## EXERCISE OBJECTIVE:
Print, exactly as given, each line of the data from the line containing "OCR this image." up to and including its last line.

## Stored entries:
>> start

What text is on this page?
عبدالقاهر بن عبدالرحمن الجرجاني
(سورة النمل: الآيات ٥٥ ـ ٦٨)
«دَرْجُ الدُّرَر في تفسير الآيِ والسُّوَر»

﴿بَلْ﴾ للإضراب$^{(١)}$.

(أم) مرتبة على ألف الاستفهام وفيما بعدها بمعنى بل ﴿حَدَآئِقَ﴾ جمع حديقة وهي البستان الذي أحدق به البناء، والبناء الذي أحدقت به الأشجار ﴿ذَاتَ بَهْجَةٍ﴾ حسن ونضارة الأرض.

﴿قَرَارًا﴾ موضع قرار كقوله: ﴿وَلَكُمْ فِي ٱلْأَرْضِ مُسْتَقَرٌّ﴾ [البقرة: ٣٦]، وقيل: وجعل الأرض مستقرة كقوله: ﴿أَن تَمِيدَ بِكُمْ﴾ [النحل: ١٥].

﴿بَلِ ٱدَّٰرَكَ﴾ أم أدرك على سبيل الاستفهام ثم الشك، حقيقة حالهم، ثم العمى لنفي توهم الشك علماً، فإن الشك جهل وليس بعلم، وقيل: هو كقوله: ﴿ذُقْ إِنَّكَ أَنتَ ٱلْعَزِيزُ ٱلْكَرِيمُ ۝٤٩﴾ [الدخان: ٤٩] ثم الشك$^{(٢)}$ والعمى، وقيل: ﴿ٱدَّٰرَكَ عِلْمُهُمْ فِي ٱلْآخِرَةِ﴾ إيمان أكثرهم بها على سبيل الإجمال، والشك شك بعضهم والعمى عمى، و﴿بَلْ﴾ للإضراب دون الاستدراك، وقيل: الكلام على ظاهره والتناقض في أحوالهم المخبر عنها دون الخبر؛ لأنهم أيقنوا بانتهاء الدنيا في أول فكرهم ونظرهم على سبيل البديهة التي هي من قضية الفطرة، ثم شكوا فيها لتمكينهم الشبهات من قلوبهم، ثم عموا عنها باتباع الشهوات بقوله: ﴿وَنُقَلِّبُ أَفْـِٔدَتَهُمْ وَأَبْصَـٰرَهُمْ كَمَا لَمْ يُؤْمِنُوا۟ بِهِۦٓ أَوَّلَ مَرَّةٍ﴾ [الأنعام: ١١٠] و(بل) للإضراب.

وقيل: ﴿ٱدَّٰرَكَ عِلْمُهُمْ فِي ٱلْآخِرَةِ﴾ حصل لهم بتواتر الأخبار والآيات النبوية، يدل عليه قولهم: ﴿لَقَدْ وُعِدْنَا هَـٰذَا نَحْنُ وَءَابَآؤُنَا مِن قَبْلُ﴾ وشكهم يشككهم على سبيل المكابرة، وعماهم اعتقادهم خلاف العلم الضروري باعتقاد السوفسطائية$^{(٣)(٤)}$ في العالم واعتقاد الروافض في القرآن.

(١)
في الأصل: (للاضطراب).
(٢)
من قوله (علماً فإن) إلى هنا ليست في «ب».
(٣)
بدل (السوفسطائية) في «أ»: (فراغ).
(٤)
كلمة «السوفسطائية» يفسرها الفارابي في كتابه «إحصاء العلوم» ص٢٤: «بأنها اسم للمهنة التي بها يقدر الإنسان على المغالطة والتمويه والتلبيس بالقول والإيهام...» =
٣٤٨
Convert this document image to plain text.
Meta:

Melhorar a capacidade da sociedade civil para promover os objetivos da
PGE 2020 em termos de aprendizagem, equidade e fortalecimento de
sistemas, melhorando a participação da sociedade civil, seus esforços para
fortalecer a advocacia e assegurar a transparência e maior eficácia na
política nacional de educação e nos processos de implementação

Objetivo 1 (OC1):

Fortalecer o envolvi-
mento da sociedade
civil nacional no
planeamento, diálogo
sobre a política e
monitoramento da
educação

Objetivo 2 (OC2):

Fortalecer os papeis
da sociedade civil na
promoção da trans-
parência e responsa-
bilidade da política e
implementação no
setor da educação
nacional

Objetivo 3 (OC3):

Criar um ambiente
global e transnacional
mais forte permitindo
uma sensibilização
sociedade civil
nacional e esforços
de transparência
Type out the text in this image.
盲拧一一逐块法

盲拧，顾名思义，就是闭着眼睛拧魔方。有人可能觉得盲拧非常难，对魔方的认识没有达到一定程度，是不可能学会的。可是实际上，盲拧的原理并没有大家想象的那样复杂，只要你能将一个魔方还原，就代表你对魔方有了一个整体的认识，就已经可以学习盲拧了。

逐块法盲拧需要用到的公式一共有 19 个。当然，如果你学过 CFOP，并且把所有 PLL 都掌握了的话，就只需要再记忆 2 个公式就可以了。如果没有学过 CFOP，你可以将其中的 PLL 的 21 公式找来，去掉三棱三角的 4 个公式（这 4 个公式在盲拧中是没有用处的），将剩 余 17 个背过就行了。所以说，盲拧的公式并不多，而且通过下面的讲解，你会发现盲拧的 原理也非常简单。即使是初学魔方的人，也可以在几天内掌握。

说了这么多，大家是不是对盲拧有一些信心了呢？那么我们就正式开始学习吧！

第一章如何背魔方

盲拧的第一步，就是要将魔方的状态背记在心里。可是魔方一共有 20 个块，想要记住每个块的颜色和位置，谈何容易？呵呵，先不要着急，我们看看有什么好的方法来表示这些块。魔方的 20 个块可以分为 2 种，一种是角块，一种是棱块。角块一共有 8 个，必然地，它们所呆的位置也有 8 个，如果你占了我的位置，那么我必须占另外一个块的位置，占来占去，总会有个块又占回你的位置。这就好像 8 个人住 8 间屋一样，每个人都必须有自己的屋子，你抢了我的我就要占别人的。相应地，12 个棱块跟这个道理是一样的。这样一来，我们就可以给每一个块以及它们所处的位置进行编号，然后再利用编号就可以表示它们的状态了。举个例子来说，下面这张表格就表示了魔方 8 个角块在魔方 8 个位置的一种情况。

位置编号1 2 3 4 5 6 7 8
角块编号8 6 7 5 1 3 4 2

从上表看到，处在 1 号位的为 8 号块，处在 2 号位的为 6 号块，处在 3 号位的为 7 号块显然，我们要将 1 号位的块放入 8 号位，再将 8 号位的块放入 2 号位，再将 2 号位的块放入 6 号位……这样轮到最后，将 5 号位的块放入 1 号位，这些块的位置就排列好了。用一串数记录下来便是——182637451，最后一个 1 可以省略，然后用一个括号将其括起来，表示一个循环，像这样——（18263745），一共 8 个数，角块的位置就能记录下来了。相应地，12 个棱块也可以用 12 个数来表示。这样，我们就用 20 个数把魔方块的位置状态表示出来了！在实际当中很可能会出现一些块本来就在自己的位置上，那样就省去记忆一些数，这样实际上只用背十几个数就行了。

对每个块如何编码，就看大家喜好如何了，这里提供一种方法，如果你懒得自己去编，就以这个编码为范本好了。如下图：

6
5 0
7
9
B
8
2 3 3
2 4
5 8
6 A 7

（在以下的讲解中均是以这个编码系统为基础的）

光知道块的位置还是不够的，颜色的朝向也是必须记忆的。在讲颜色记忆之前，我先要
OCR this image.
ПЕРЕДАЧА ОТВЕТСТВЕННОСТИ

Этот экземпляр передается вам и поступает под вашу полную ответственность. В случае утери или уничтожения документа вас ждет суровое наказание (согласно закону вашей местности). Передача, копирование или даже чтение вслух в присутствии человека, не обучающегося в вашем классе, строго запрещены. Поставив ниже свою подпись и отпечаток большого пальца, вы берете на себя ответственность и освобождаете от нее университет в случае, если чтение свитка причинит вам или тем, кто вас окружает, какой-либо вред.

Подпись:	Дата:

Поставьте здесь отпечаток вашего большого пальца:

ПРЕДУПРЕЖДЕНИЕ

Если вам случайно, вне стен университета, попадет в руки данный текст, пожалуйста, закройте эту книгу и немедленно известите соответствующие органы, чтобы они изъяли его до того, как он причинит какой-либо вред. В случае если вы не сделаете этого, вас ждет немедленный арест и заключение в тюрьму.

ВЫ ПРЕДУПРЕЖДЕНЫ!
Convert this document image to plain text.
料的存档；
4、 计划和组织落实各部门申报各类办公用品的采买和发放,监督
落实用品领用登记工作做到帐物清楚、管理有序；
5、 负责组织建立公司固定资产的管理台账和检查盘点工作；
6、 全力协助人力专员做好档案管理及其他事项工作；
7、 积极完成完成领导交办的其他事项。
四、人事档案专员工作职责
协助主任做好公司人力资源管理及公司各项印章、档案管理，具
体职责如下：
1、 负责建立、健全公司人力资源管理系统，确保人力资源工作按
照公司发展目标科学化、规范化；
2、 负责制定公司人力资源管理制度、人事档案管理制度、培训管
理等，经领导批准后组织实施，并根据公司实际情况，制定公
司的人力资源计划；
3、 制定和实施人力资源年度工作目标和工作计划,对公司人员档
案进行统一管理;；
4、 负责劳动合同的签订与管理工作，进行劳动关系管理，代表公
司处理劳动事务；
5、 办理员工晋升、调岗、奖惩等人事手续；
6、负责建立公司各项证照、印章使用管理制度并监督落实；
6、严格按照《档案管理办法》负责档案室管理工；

>> end

## COMPLETE ANSWER:
OCR this image.
ПЕРЕДАЧА ОТВЕТСТВЕННОСТИ

Этот экземпляр передается вам и поступает под вашу полную ответственность. В случае утери или уничтожения документа вас ждет суровое наказание (согласно закону вашей местности). Передача, копирование или даже чтение вслух в присутствии человека, не обучающегося в вашем классе, строго запрещены. Поставив ниже свою подпись и отпечаток большого пальца, вы берете на себя ответственность и освобождаете от нее университет в случае, если чтение свитка причинит вам или тем, кто вас окружает, какой-либо вред.

Подпись:	Дата:

Поставьте здесь отпечаток вашего большого пальца:

ПРЕДУПРЕЖДЕНИЕ

Если вам случайно, вне стен университета, попадет в руки данный текст, пожалуйста, закройте эту книгу и немедленно известите соответствующие органы, чтобы они изъяли его до того, как он причинит какой-либо вред. В случае если вы не сделаете этого, вас ждет немедленный арест и заключение в тюрьму.

ВЫ ПРЕДУПРЕЖДЕНЫ!
Convert this document image to plain text.
料的存档；
4、 计划和组织落实各部门申报各类办公用品的采买和发放,监督
落实用品领用登记工作做到帐物清楚、管理有序；
5、 负责组织建立公司固定资产的管理台账和检查盘点工作；
6、 全力协助人力专员做好档案管理及其他事项工作；
7、 积极完成完成领导交办的其他事项。
四、人事档案专员工作职责
协助主任做好公司人力资源管理及公司各项印章、档案管理，具
体职责如下：
1、 负责建立、健全公司人力资源管理系统，确保人力资源工作按
照公司发展目标科学化、规范化；
2、 负责制定公司人力资源管理制度、人事档案管理制度、培训管
理等，经领导批准后组织实施，并根据公司实际情况，制定公
司的人力资源计划；
3、 制定和实施人力资源年度工作目标和工作计划,对公司人员档
案进行统一管理;；
4、 负责劳动合同的签订与管理工作，进行劳动关系管理，代表公
司处理劳动事务；
5、 办理员工晋升、调岗、奖惩等人事手续；
6、负责建立公司各项证照、印章使用管理制度并监督落实；
6、严格按照《档案管理办法》负责档案室管理工；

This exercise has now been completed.